RECORDS FOR THIS EXERCISE:

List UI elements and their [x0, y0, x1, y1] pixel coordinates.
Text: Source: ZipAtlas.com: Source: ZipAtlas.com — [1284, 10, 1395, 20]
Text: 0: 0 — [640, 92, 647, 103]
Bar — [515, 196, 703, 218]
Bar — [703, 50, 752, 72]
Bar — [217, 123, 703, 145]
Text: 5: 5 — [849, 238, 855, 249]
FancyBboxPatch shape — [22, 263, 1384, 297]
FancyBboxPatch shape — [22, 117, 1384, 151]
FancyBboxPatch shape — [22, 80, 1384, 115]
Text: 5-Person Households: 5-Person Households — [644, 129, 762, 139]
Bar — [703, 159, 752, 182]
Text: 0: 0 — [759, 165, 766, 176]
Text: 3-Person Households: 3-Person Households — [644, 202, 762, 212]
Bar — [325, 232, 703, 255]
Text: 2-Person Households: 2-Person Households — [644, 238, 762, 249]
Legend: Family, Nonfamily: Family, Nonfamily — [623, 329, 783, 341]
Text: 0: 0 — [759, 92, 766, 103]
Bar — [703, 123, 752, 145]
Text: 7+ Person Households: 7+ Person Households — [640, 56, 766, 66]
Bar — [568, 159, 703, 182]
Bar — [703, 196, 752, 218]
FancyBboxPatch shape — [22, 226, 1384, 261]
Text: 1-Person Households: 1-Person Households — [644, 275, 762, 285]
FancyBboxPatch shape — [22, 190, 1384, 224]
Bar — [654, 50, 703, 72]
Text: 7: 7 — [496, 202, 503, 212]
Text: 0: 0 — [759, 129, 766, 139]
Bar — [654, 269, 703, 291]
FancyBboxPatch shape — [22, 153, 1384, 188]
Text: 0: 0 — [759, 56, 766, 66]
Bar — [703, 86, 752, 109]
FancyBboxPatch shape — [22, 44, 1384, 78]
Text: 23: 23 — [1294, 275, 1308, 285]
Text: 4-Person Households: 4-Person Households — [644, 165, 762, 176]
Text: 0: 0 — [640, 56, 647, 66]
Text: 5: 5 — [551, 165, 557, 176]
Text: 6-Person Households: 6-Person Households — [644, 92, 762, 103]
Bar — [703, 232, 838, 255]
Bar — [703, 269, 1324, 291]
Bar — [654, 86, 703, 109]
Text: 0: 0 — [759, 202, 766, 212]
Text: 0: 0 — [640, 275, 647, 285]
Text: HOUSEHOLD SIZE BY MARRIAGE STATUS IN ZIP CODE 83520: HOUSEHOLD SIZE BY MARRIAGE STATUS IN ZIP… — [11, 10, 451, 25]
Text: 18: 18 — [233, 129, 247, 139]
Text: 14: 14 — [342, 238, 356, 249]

WRITTEN INSTRUCTION: Rewrite the items above, renaming "FancyBboxPatch shape" to "Rounded box" wherever it appears and leaving everything else unchanged.

ANSWER TO THIS PROBLEM:
List UI elements and their [x0, y0, x1, y1] pixel coordinates.
Text: Source: ZipAtlas.com: Source: ZipAtlas.com — [1284, 10, 1395, 20]
Text: 0: 0 — [640, 92, 647, 103]
Bar — [515, 196, 703, 218]
Bar — [703, 50, 752, 72]
Bar — [217, 123, 703, 145]
Text: 5: 5 — [849, 238, 855, 249]
Rounded box — [22, 263, 1384, 297]
Rounded box — [22, 117, 1384, 151]
Rounded box — [22, 80, 1384, 115]
Text: 5-Person Households: 5-Person Households — [644, 129, 762, 139]
Bar — [703, 159, 752, 182]
Text: 0: 0 — [759, 165, 766, 176]
Text: 3-Person Households: 3-Person Households — [644, 202, 762, 212]
Bar — [325, 232, 703, 255]
Text: 2-Person Households: 2-Person Households — [644, 238, 762, 249]
Legend: Family, Nonfamily: Family, Nonfamily — [623, 329, 783, 341]
Text: 0: 0 — [759, 92, 766, 103]
Bar — [703, 123, 752, 145]
Text: 7+ Person Households: 7+ Person Households — [640, 56, 766, 66]
Bar — [568, 159, 703, 182]
Bar — [703, 196, 752, 218]
Rounded box — [22, 226, 1384, 261]
Text: 1-Person Households: 1-Person Households — [644, 275, 762, 285]
Rounded box — [22, 190, 1384, 224]
Bar — [654, 50, 703, 72]
Text: 7: 7 — [496, 202, 503, 212]
Text: 0: 0 — [759, 129, 766, 139]
Bar — [654, 269, 703, 291]
Rounded box — [22, 153, 1384, 188]
Text: 0: 0 — [759, 56, 766, 66]
Bar — [703, 86, 752, 109]
Rounded box — [22, 44, 1384, 78]
Text: 23: 23 — [1294, 275, 1308, 285]
Text: 4-Person Households: 4-Person Households — [644, 165, 762, 176]
Text: 0: 0 — [640, 56, 647, 66]
Text: 5: 5 — [551, 165, 557, 176]
Text: 6-Person Households: 6-Person Households — [644, 92, 762, 103]
Bar — [703, 232, 838, 255]
Bar — [703, 269, 1324, 291]
Bar — [654, 86, 703, 109]
Text: 0: 0 — [759, 202, 766, 212]
Text: 0: 0 — [640, 275, 647, 285]
Text: HOUSEHOLD SIZE BY MARRIAGE STATUS IN ZIP CODE 83520: HOUSEHOLD SIZE BY MARRIAGE STATUS IN ZIP… — [11, 10, 451, 25]
Text: 18: 18 — [233, 129, 247, 139]
Text: 14: 14 — [342, 238, 356, 249]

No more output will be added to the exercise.